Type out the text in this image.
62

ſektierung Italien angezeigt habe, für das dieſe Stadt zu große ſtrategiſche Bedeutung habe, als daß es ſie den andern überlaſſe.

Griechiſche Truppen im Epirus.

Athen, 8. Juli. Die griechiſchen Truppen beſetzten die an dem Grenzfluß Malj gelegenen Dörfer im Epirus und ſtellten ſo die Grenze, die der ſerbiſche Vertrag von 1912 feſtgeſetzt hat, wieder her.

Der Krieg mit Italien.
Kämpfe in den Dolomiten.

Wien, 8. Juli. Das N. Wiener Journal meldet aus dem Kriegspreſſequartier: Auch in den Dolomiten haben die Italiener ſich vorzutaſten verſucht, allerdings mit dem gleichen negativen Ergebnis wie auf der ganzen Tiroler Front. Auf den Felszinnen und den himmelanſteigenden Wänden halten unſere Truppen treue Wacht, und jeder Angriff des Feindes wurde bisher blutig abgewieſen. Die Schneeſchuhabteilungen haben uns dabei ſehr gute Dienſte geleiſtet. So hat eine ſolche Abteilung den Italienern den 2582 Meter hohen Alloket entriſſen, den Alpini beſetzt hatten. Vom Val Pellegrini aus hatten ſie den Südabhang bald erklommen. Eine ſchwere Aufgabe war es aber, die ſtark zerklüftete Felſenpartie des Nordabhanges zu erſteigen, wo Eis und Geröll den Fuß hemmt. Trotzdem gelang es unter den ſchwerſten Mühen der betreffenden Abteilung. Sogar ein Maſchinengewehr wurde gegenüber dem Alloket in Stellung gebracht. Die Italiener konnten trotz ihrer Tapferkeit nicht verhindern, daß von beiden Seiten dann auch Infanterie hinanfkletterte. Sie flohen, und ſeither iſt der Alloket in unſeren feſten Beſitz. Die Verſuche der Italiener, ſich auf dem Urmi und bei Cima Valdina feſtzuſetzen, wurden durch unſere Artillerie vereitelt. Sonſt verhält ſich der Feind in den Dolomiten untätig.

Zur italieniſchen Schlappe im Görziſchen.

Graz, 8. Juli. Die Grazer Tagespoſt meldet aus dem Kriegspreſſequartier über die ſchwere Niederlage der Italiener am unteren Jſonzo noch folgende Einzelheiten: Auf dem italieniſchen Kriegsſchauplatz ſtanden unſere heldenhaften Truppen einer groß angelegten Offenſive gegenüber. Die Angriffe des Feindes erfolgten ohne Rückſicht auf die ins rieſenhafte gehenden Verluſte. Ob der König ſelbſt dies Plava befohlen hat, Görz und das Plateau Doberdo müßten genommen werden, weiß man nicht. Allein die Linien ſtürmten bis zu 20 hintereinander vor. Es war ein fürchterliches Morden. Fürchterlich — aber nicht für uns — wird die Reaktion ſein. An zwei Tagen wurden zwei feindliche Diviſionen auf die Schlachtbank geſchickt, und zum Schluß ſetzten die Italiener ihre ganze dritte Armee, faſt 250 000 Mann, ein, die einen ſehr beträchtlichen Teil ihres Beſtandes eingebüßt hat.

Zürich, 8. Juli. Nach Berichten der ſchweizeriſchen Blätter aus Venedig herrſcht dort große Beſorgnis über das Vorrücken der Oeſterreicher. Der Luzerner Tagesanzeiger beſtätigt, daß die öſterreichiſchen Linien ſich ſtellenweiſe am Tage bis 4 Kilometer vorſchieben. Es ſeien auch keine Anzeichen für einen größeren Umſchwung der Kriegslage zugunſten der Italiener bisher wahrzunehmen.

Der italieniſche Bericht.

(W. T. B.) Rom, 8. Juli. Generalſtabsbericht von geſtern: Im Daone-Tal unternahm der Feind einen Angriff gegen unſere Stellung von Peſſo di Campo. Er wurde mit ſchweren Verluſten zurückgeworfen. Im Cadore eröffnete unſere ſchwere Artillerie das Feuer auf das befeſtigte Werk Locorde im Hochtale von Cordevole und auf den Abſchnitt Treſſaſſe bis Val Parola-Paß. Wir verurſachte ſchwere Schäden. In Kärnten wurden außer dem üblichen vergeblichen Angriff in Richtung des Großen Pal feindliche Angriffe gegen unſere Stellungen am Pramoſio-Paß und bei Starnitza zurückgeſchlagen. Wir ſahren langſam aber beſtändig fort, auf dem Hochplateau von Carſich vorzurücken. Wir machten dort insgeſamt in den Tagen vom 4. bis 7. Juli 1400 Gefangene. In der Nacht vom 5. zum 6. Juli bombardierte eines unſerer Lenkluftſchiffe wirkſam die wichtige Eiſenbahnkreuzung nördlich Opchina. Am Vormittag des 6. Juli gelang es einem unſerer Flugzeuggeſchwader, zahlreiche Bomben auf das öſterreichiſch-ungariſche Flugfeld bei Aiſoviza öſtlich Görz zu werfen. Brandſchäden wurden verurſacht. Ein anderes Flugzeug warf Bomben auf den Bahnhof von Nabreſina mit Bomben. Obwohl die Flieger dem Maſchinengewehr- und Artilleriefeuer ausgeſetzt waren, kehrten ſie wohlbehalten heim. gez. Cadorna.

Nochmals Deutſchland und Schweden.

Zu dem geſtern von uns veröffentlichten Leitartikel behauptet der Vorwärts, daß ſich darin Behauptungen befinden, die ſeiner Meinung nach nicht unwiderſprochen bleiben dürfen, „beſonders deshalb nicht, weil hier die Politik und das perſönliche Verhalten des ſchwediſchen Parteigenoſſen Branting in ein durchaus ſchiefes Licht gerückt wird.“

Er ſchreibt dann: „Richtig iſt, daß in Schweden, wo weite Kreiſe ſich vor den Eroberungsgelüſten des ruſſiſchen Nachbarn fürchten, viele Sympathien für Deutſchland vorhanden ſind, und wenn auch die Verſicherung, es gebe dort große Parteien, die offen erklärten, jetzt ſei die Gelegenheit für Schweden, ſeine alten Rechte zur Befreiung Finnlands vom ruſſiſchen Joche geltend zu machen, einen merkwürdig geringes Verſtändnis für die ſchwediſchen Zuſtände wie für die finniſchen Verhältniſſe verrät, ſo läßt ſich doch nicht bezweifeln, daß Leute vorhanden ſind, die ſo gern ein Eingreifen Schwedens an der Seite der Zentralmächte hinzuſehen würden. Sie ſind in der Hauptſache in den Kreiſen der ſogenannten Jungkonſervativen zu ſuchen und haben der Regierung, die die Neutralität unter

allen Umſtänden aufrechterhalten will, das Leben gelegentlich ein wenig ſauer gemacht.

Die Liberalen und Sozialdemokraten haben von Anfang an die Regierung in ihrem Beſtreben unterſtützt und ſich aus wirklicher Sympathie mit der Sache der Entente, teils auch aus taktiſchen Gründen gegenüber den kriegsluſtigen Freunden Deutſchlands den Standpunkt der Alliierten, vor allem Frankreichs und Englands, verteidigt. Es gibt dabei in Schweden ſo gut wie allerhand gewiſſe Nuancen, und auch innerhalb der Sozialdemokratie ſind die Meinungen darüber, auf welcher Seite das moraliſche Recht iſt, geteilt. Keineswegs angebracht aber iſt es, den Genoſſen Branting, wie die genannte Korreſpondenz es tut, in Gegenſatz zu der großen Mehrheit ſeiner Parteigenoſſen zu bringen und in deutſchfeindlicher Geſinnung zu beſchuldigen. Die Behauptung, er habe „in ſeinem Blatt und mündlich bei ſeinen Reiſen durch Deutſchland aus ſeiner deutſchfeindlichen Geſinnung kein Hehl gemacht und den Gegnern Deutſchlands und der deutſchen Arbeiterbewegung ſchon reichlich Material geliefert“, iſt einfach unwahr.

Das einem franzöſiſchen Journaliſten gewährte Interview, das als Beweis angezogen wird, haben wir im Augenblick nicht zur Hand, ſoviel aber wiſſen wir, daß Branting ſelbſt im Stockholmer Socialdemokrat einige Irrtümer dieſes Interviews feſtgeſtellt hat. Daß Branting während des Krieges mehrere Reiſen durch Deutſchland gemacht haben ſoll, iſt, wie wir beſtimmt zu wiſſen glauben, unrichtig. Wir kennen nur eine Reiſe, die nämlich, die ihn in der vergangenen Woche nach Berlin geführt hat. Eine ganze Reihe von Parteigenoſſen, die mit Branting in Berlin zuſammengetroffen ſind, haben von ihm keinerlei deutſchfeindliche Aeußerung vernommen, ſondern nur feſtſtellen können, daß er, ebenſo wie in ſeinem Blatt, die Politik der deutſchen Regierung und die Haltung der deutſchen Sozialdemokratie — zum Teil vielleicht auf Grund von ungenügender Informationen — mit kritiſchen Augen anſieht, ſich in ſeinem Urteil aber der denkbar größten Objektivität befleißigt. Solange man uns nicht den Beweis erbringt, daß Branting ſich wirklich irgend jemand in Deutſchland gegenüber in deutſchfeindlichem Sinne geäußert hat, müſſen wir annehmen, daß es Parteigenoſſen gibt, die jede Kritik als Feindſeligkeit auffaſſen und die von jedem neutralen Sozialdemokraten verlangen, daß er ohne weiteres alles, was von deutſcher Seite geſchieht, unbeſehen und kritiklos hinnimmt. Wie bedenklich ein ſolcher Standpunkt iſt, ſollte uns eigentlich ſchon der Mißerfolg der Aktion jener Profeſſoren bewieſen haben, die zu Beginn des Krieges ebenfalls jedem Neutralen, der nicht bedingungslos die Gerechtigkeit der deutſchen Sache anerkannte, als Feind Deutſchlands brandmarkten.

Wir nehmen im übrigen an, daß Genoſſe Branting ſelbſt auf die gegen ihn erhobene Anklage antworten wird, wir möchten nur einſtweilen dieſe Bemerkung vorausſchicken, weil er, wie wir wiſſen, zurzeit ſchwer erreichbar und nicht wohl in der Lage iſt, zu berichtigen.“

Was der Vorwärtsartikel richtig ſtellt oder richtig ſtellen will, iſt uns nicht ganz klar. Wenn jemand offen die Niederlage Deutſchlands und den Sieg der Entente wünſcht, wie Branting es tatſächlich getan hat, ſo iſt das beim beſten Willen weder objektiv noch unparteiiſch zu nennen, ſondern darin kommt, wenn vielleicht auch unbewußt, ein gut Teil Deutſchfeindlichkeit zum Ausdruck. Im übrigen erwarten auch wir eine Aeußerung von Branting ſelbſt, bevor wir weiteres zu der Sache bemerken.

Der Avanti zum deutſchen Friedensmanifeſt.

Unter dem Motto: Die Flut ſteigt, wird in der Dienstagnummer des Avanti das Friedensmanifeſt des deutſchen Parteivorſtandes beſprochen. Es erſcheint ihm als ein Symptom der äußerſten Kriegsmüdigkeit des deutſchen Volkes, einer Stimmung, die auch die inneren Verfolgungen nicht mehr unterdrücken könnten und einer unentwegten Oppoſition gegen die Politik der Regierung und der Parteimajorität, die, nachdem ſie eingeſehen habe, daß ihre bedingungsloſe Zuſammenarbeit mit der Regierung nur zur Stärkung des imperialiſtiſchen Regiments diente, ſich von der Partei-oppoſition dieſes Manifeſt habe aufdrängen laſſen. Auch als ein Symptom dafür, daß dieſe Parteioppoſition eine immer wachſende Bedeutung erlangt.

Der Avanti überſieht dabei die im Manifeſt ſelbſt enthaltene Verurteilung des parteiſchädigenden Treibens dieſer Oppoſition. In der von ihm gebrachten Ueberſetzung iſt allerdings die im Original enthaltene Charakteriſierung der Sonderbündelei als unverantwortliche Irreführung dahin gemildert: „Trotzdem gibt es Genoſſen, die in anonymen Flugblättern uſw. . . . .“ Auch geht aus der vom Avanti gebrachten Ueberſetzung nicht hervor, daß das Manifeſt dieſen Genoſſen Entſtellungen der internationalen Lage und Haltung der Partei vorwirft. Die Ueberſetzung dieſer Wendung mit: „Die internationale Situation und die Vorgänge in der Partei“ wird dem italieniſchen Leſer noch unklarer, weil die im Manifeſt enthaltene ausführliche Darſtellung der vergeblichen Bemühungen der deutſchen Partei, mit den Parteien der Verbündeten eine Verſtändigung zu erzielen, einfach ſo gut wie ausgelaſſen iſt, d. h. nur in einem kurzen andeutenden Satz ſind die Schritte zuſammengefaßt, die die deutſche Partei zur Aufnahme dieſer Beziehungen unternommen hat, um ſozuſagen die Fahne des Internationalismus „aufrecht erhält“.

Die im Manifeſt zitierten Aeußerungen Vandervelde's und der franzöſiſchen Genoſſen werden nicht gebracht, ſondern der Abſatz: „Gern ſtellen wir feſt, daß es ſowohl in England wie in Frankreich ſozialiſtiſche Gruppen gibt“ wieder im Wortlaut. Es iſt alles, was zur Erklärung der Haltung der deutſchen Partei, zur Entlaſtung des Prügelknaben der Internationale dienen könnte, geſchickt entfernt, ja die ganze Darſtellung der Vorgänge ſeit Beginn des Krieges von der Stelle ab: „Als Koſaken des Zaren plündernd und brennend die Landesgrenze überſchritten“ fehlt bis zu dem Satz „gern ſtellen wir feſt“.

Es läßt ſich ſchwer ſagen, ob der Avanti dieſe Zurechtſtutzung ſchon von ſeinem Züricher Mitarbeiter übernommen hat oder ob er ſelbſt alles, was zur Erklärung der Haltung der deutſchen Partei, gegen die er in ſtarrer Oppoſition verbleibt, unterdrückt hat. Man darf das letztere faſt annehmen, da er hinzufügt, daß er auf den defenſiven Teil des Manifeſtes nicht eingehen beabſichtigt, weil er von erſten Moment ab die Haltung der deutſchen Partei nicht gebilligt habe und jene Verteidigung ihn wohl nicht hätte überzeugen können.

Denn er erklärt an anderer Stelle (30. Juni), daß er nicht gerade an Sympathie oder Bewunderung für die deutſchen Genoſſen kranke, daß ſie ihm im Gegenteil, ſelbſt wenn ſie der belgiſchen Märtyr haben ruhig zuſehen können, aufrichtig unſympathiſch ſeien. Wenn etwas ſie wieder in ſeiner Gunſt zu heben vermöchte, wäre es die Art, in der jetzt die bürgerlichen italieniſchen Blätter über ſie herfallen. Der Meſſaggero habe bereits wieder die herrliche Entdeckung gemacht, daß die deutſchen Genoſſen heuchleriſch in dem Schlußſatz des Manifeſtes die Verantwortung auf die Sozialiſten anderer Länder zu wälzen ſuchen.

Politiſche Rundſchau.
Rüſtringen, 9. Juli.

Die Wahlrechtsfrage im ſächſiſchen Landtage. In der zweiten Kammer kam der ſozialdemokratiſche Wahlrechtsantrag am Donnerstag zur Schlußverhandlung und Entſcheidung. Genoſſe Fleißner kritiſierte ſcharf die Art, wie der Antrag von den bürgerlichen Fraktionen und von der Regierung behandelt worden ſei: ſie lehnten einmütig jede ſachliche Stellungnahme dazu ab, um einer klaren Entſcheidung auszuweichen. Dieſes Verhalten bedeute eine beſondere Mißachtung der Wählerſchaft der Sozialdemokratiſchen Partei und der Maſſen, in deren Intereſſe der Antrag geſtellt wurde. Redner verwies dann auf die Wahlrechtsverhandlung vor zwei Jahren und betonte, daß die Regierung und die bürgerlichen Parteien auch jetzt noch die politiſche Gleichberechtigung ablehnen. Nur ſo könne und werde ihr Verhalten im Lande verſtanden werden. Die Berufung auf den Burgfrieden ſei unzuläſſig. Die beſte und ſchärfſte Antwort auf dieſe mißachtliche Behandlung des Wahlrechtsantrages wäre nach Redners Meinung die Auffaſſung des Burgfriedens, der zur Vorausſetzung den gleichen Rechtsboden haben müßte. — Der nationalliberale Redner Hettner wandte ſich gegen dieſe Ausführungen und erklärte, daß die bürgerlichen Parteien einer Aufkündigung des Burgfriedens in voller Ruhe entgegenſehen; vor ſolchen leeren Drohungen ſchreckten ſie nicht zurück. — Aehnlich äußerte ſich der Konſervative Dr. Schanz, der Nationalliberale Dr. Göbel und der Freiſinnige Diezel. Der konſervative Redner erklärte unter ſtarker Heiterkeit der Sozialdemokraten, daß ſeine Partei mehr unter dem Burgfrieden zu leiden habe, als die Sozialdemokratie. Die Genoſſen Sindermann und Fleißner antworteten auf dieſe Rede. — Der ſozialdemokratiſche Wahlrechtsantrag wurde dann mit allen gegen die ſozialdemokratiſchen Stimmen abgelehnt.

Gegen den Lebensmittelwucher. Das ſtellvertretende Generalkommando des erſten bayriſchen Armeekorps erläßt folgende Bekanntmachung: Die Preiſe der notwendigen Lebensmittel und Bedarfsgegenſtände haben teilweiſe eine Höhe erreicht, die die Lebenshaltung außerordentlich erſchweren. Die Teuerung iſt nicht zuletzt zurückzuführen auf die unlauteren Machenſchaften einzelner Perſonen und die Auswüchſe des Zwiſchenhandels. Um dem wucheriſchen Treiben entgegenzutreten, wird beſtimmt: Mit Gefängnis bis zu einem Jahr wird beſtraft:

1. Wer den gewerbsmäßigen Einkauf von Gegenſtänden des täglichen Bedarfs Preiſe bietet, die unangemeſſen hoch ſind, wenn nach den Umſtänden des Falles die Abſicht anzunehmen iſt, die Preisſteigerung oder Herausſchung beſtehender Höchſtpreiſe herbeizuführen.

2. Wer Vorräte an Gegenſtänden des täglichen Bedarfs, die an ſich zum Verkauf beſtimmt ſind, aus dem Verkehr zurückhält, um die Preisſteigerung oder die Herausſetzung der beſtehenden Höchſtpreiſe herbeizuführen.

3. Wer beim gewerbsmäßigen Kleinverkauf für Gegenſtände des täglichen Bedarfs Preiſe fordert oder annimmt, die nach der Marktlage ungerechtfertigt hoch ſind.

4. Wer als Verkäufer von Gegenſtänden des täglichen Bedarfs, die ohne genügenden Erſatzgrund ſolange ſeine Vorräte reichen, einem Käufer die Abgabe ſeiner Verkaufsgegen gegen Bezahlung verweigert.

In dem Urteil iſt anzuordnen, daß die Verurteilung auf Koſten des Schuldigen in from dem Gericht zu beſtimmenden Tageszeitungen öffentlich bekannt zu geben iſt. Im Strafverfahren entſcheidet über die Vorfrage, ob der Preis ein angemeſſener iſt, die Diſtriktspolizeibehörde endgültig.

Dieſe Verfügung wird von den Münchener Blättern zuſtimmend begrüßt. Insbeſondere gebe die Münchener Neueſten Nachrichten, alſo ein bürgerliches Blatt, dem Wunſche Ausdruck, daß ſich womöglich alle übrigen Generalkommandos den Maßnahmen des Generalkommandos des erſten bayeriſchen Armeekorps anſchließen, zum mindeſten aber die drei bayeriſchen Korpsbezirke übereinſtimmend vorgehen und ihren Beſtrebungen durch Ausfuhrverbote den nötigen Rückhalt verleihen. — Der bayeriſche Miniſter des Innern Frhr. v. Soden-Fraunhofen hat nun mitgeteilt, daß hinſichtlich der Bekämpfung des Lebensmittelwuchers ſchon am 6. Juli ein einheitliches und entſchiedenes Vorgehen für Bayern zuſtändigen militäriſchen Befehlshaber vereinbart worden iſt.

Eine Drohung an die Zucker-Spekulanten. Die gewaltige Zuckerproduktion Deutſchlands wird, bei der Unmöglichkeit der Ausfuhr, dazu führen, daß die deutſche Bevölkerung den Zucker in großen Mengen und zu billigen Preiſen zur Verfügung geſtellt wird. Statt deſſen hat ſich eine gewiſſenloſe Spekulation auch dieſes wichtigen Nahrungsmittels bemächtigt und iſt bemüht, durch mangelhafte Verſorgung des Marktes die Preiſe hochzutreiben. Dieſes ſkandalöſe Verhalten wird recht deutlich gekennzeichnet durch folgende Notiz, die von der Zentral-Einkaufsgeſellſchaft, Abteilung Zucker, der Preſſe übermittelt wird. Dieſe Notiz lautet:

________

TASK REQUIREMENTS:
If a line in the records contains the string "Umſtänden", copy it out.

SOLVED EXERCISE:
allen Umſtänden aufrechterhalten will, das Leben gelegentlich ein wenig ſauer gemacht.
1. Wer den gewerbsmäßigen Einkauf von Gegenſtänden des täglichen Bedarfs Preiſe bietet, die unangemeſſen hoch ſind, wenn nach den Umſtänden des Falles die Abſicht anzunehmen iſt, die Preisſteigerung oder Herausſchung beſtehender Höchſtpreiſe herbeizuführen.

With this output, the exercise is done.